▶ _GOAL_
Scan each line of the records for the word "Ortungen" and extract the ones that have it.

▶ _RECORD LIST_
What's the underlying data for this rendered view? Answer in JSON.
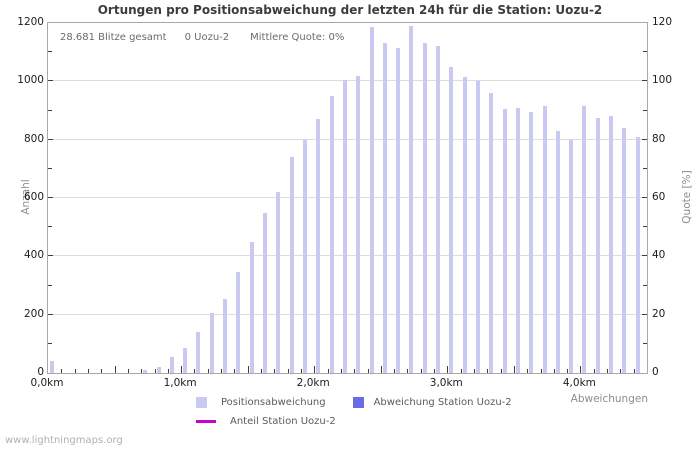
{
  "title": "Ortungen pro Positionsabweichung der letzten 24h für die Station: Uozu-2",
  "stats": {
    "total": "28.681 Blitze gesamt",
    "station": "0 Uozu-2",
    "mean_quote": "Mittlere Quote: 0%"
  },
  "axes": {
    "left": {
      "label": "Anzahl",
      "ticks": [
        "0",
        "200",
        "400",
        "600",
        "800",
        "1000",
        "1200"
      ],
      "max": 1200
    },
    "right": {
      "label": "Quote [%]",
      "ticks": [
        "0",
        "20",
        "40",
        "60",
        "80",
        "100",
        "120"
      ],
      "max": 120
    },
    "x": {
      "label": "Abweichungen",
      "tick_labels": [
        "0,0km",
        "1,0km",
        "2,0km",
        "3,0km",
        "4,0km"
      ],
      "tick_km": [
        0,
        1,
        2,
        3,
        4
      ],
      "range_km": [
        0,
        4.5
      ]
    }
  },
  "legend": [
    {
      "label": "Positionsabweichung",
      "color": "#c9c9f1",
      "type": "square"
    },
    {
      "label": "Abweichung Station Uozu-2",
      "color": "#6a6ae4",
      "type": "square"
    },
    {
      "label": "Anteil Station Uozu-2",
      "color": "#cc00cc",
      "type": "line"
    }
  ],
  "watermark": "www.lightningmaps.org",
  "colors": {
    "bar": "#c9c9f1",
    "station_bar": "#6a6ae4",
    "quote_line": "#cc00cc",
    "grid": "#dcdcdc",
    "frame": "#a9a9a9"
  },
  "chart_data": {
    "type": "bar",
    "title": "Ortungen pro Positionsabweichung der letzten 24h für die Station: Uozu-2",
    "xlabel": "Abweichungen",
    "ylabel_left": "Anzahl",
    "ylabel_right": "Quote [%]",
    "xlim_km": [
      0,
      4.5
    ],
    "ylim_left": [
      0,
      1200
    ],
    "ylim_right": [
      0,
      120
    ],
    "grid": "horizontal",
    "legend_position": "bottom",
    "bin_width_km": 0.1,
    "x_km": [
      0.0,
      0.1,
      0.2,
      0.3,
      0.4,
      0.5,
      0.6,
      0.7,
      0.8,
      0.9,
      1.0,
      1.1,
      1.2,
      1.3,
      1.4,
      1.5,
      1.6,
      1.7,
      1.8,
      1.9,
      2.0,
      2.1,
      2.2,
      2.3,
      2.4,
      2.5,
      2.6,
      2.7,
      2.8,
      2.9,
      3.0,
      3.1,
      3.2,
      3.3,
      3.4,
      3.5,
      3.6,
      3.7,
      3.8,
      3.9,
      4.0,
      4.1,
      4.2,
      4.3,
      4.4
    ],
    "series": [
      {
        "name": "Positionsabweichung",
        "axis": "left",
        "style": "bar",
        "color": "#c9c9f1",
        "values": [
          40,
          0,
          0,
          0,
          0,
          0,
          0,
          10,
          20,
          55,
          85,
          140,
          205,
          255,
          345,
          450,
          550,
          620,
          740,
          800,
          870,
          950,
          1005,
          1020,
          1185,
          1130,
          1115,
          1190,
          1130,
          1120,
          1050,
          1015,
          1000,
          960,
          905,
          910,
          895,
          915,
          830,
          800,
          915,
          875,
          880,
          840,
          810
        ]
      },
      {
        "name": "Abweichung Station Uozu-2",
        "axis": "left",
        "style": "bar",
        "color": "#6a6ae4",
        "values": [
          0,
          0,
          0,
          0,
          0,
          0,
          0,
          0,
          0,
          0,
          0,
          0,
          0,
          0,
          0,
          0,
          0,
          0,
          0,
          0,
          0,
          0,
          0,
          0,
          0,
          0,
          0,
          0,
          0,
          0,
          0,
          0,
          0,
          0,
          0,
          0,
          0,
          0,
          0,
          0,
          0,
          0,
          0,
          0,
          0
        ]
      },
      {
        "name": "Anteil Station Uozu-2",
        "axis": "right",
        "style": "line",
        "color": "#cc00cc",
        "values": [
          0,
          0,
          0,
          0,
          0,
          0,
          0,
          0,
          0,
          0,
          0,
          0,
          0,
          0,
          0,
          0,
          0,
          0,
          0,
          0,
          0,
          0,
          0,
          0,
          0,
          0,
          0,
          0,
          0,
          0,
          0,
          0,
          0,
          0,
          0,
          0,
          0,
          0,
          0,
          0,
          0,
          0,
          0,
          0,
          0
        ]
      }
    ]
  }
}
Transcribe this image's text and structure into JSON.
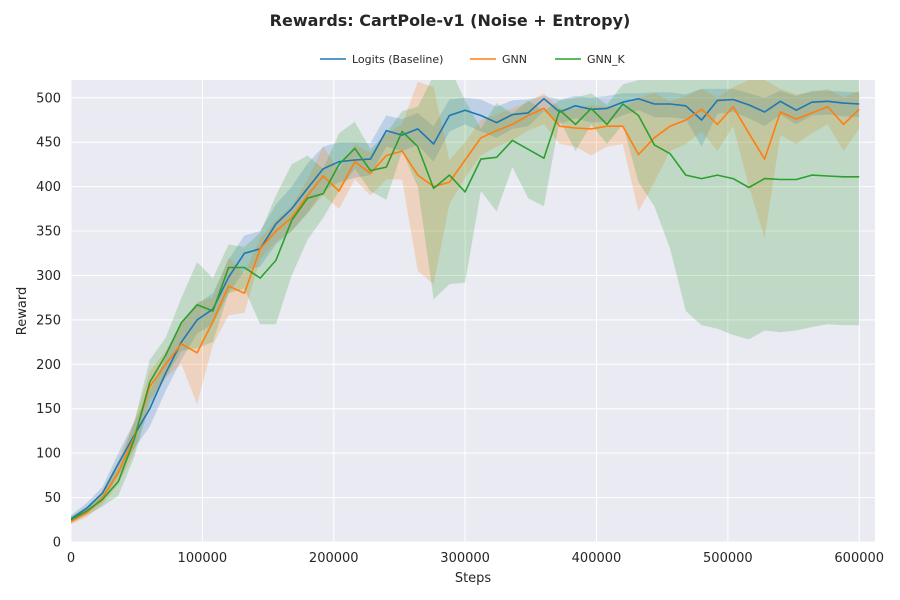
{
  "chart_data": {
    "type": "line",
    "title": "Rewards: CartPole-v1 (Noise + Entropy)",
    "xlabel": "Steps",
    "ylabel": "Reward",
    "xlim": [
      0,
      612000
    ],
    "ylim": [
      0,
      520
    ],
    "xticks": [
      0,
      100000,
      200000,
      300000,
      400000,
      500000,
      600000
    ],
    "yticks": [
      0,
      50,
      100,
      150,
      200,
      250,
      300,
      350,
      400,
      450,
      500
    ],
    "grid": true,
    "legend_position": "top-center",
    "x": [
      0,
      12000,
      24000,
      36000,
      48000,
      60000,
      72000,
      84000,
      96000,
      108000,
      120000,
      132000,
      144000,
      156000,
      168000,
      180000,
      192000,
      204000,
      216000,
      228000,
      240000,
      252000,
      264000,
      276000,
      288000,
      300000,
      312000,
      324000,
      336000,
      348000,
      360000,
      372000,
      384000,
      396000,
      408000,
      420000,
      432000,
      444000,
      456000,
      468000,
      480000,
      492000,
      504000,
      516000,
      528000,
      540000,
      552000,
      564000,
      576000,
      588000,
      600000
    ],
    "series": [
      {
        "name": "Logits (Baseline)",
        "color": "#1f77b4",
        "values": [
          26,
          38,
          55,
          88,
          120,
          150,
          190,
          225,
          250,
          262,
          298,
          325,
          330,
          358,
          375,
          398,
          420,
          428,
          430,
          431,
          463,
          458,
          465,
          448,
          480,
          486,
          480,
          472,
          481,
          483,
          499,
          484,
          491,
          487,
          488,
          495,
          499,
          493,
          493,
          491,
          475,
          497,
          498,
          492,
          484,
          496,
          486,
          495,
          496,
          494,
          493
        ],
        "lower": [
          22,
          32,
          45,
          75,
          105,
          130,
          170,
          205,
          235,
          245,
          280,
          305,
          310,
          335,
          350,
          370,
          395,
          405,
          410,
          413,
          445,
          440,
          447,
          428,
          462,
          470,
          462,
          455,
          465,
          468,
          485,
          470,
          477,
          472,
          473,
          480,
          486,
          478,
          478,
          476,
          445,
          482,
          484,
          477,
          468,
          481,
          470,
          480,
          481,
          479,
          478
        ],
        "upper": [
          30,
          44,
          62,
          100,
          135,
          170,
          208,
          245,
          268,
          280,
          318,
          345,
          350,
          380,
          400,
          426,
          445,
          450,
          450,
          449,
          480,
          476,
          483,
          468,
          498,
          500,
          498,
          490,
          497,
          498,
          502,
          498,
          502,
          500,
          502,
          505,
          505,
          506,
          506,
          504,
          510,
          510,
          510,
          505,
          500,
          508,
          502,
          508,
          508,
          507,
          506
        ]
      },
      {
        "name": "GNN",
        "color": "#ff7f0e",
        "values": [
          23,
          33,
          50,
          78,
          118,
          175,
          200,
          223,
          213,
          248,
          288,
          280,
          330,
          350,
          365,
          390,
          412,
          395,
          428,
          415,
          435,
          440,
          413,
          400,
          405,
          430,
          455,
          463,
          470,
          480,
          488,
          468,
          466,
          465,
          468,
          468,
          436,
          455,
          468,
          475,
          487,
          470,
          490,
          460,
          431,
          484,
          476,
          483,
          490,
          470,
          487
        ],
        "lower": [
          20,
          28,
          42,
          65,
          100,
          160,
          185,
          200,
          155,
          222,
          255,
          258,
          318,
          338,
          350,
          370,
          390,
          375,
          408,
          390,
          408,
          408,
          305,
          290,
          380,
          410,
          435,
          445,
          452,
          463,
          470,
          448,
          445,
          435,
          445,
          448,
          372,
          405,
          440,
          448,
          462,
          440,
          468,
          400,
          342,
          458,
          448,
          460,
          470,
          440,
          465
        ],
        "upper": [
          26,
          38,
          58,
          92,
          135,
          192,
          215,
          245,
          270,
          275,
          320,
          302,
          342,
          362,
          378,
          408,
          445,
          418,
          448,
          438,
          460,
          470,
          518,
          512,
          430,
          450,
          475,
          481,
          488,
          495,
          505,
          488,
          487,
          492,
          490,
          488,
          500,
          505,
          496,
          502,
          510,
          500,
          512,
          520,
          520,
          510,
          504,
          506,
          510,
          500,
          508
        ]
      },
      {
        "name": "GNN_K",
        "color": "#2ca02c",
        "values": [
          25,
          35,
          48,
          68,
          115,
          180,
          210,
          247,
          267,
          260,
          309,
          309,
          297,
          317,
          362,
          387,
          392,
          425,
          443,
          418,
          422,
          462,
          445,
          398,
          413,
          394,
          431,
          433,
          452,
          442,
          432,
          486,
          470,
          488,
          470,
          493,
          480,
          447,
          437,
          413,
          409,
          413,
          409,
          399,
          409,
          408,
          408,
          413,
          412,
          411,
          411
        ],
        "lower": [
          21,
          30,
          40,
          52,
          95,
          155,
          185,
          215,
          218,
          225,
          280,
          285,
          245,
          245,
          300,
          340,
          365,
          395,
          420,
          395,
          385,
          440,
          400,
          273,
          290,
          292,
          395,
          372,
          422,
          387,
          378,
          475,
          440,
          470,
          448,
          470,
          405,
          378,
          330,
          260,
          244,
          240,
          233,
          228,
          238,
          236,
          238,
          242,
          245,
          244,
          244
        ],
        "upper": [
          29,
          40,
          56,
          85,
          135,
          205,
          230,
          275,
          315,
          297,
          335,
          332,
          348,
          390,
          425,
          435,
          420,
          460,
          473,
          442,
          460,
          485,
          490,
          525,
          535,
          497,
          465,
          494,
          482,
          497,
          485,
          497,
          500,
          505,
          492,
          515,
          520,
          520,
          535,
          560,
          570,
          580,
          585,
          570,
          580,
          580,
          580,
          584,
          580,
          578,
          578
        ]
      }
    ]
  }
}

▶ _ANSWER TO THE PROBLEM_
  "title": "Ortungen pro Positionsabweichung der letzten 24h für die Station: Uozu-2",
    "title": "Ortungen pro Positionsabweichung der letzten 24h für die Station: Uozu-2",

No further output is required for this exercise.